* [The problem] Only a number is wanted: how many lines of the entries include the string "tots"?

* [Provided entries]
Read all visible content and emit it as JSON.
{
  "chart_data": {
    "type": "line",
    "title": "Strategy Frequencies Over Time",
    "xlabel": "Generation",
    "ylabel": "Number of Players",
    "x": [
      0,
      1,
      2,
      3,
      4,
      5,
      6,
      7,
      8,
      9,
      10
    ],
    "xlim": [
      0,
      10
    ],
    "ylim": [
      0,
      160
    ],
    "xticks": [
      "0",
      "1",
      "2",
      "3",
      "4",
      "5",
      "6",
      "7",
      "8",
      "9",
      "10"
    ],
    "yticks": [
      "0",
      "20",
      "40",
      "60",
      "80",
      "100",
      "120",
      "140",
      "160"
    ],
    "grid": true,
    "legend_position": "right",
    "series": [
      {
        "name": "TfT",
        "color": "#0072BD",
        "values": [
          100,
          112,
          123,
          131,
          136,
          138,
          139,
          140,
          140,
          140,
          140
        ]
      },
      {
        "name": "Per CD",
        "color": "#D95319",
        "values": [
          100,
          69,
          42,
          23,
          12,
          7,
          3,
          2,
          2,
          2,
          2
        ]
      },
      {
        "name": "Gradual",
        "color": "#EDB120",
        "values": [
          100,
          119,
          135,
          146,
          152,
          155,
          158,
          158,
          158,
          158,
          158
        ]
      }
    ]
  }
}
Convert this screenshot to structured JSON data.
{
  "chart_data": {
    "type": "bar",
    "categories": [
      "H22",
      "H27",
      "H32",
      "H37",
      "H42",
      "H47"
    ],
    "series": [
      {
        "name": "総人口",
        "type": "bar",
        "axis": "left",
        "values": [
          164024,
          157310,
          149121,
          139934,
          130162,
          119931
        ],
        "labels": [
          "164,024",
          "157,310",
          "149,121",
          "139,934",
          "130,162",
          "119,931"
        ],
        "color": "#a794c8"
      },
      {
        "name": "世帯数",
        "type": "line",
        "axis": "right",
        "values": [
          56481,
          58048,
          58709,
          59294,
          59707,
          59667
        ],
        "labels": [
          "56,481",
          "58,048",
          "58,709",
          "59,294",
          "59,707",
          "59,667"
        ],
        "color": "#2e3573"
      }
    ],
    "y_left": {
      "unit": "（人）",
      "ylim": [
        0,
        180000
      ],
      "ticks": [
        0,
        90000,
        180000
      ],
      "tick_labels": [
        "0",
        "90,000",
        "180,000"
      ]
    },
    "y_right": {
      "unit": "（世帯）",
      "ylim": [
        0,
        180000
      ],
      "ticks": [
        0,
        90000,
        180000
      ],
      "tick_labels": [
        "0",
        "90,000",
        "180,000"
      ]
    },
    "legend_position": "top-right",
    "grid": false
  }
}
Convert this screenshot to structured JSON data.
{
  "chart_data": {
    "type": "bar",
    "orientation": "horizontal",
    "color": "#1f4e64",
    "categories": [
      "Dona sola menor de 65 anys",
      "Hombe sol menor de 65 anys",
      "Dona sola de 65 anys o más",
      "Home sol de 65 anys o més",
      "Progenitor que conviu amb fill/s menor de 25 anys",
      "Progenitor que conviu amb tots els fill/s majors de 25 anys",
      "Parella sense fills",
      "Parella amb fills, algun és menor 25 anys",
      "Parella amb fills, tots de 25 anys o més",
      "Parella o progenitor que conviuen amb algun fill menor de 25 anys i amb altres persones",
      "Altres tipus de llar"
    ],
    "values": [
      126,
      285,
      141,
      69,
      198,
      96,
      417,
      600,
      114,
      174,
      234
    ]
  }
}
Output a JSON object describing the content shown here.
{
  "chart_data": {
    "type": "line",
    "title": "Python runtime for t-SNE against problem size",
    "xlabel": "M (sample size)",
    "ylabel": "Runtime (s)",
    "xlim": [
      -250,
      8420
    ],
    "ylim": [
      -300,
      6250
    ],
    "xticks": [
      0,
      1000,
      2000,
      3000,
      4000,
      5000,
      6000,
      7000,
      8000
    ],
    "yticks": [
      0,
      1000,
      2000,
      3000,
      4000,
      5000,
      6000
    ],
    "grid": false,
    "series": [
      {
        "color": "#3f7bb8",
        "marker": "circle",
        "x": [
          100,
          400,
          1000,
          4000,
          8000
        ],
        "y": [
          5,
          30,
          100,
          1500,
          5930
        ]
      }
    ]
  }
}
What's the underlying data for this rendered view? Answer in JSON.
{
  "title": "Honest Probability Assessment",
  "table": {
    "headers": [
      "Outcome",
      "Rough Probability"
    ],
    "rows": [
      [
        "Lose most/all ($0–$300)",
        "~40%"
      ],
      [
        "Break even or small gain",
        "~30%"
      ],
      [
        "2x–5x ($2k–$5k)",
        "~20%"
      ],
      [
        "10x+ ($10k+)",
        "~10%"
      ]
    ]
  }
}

* [Response for this exercise] 2